GIVEN INSTRUCTION.
Repeat the listing in full. Nothing may be added or left out.

++++++++++++++++++++

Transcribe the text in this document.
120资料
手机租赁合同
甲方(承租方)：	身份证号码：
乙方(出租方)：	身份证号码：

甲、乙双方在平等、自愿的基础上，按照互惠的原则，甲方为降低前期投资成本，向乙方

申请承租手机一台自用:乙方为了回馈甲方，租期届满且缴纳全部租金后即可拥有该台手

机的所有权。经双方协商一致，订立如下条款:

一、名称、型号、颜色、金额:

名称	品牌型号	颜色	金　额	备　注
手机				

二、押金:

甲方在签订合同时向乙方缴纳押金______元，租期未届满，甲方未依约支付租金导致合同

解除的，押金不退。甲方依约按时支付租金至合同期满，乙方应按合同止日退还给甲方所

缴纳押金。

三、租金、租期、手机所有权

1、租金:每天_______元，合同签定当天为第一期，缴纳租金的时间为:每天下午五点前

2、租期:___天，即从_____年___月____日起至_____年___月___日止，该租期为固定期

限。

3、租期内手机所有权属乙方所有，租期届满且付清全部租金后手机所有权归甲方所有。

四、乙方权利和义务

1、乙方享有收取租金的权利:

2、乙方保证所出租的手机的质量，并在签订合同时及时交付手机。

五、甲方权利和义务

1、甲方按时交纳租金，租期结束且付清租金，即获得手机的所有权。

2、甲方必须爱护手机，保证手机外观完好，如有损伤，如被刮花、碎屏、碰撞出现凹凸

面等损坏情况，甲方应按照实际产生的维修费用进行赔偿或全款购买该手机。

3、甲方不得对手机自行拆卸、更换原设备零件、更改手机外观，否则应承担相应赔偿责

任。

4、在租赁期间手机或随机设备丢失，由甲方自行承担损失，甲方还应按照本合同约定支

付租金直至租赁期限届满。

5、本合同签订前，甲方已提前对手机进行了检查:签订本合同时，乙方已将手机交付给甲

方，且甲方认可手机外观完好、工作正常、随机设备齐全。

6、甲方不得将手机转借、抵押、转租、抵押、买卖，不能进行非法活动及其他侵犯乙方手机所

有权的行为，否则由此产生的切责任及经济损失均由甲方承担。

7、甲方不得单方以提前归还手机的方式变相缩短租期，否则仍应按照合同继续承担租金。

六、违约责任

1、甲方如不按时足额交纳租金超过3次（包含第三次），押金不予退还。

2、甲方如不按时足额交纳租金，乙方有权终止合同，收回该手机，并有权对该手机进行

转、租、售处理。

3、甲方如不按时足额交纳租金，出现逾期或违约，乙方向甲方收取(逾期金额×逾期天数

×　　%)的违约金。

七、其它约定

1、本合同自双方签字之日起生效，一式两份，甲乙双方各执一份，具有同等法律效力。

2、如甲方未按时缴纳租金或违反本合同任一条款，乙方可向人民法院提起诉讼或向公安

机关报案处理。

++++++++++++++++++++

WRITTEN ANSWER.
Transcribe the text in this document.
120资料
手机租赁合同
甲方(承租方)：	身份证号码：
乙方(出租方)：	身份证号码：

甲、乙双方在平等、自愿的基础上，按照互惠的原则，甲方为降低前期投资成本，向乙方

申请承租手机一台自用:乙方为了回馈甲方，租期届满且缴纳全部租金后即可拥有该台手

机的所有权。经双方协商一致，订立如下条款:

一、名称、型号、颜色、金额:

名称	品牌型号	颜色	金　额	备　注
手机				

二、押金:

甲方在签订合同时向乙方缴纳押金______元，租期未届满，甲方未依约支付租金导致合同

解除的，押金不退。甲方依约按时支付租金至合同期满，乙方应按合同止日退还给甲方所

缴纳押金。

三、租金、租期、手机所有权

1、租金:每天_______元，合同签定当天为第一期，缴纳租金的时间为:每天下午五点前

2、租期:___天，即从_____年___月____日起至_____年___月___日止，该租期为固定期

限。

3、租期内手机所有权属乙方所有，租期届满且付清全部租金后手机所有权归甲方所有。

四、乙方权利和义务

1、乙方享有收取租金的权利:

2、乙方保证所出租的手机的质量，并在签订合同时及时交付手机。

五、甲方权利和义务

1、甲方按时交纳租金，租期结束且付清租金，即获得手机的所有权。

2、甲方必须爱护手机，保证手机外观完好，如有损伤，如被刮花、碎屏、碰撞出现凹凸

面等损坏情况，甲方应按照实际产生的维修费用进行赔偿或全款购买该手机。

3、甲方不得对手机自行拆卸、更换原设备零件、更改手机外观，否则应承担相应赔偿责

任。

4、在租赁期间手机或随机设备丢失，由甲方自行承担损失，甲方还应按照本合同约定支

付租金直至租赁期限届满。

5、本合同签订前，甲方已提前对手机进行了检查:签订本合同时，乙方已将手机交付给甲

方，且甲方认可手机外观完好、工作正常、随机设备齐全。

6、甲方不得将手机转借、抵押、转租、抵押、买卖，不能进行非法活动及其他侵犯乙方手机所

有权的行为，否则由此产生的切责任及经济损失均由甲方承担。

7、甲方不得单方以提前归还手机的方式变相缩短租期，否则仍应按照合同继续承担租金。

六、违约责任

1、甲方如不按时足额交纳租金超过3次（包含第三次），押金不予退还。

2、甲方如不按时足额交纳租金，乙方有权终止合同，收回该手机，并有权对该手机进行

转、租、售处理。

3、甲方如不按时足额交纳租金，出现逾期或违约，乙方向甲方收取(逾期金额×逾期天数

×　　%)的违约金。

七、其它约定

1、本合同自双方签字之日起生效，一式两份，甲乙双方各执一份，具有同等法律效力。

2、如甲方未按时缴纳租金或违反本合同任一条款，乙方可向人民法院提起诉讼或向公安

机关报案处理。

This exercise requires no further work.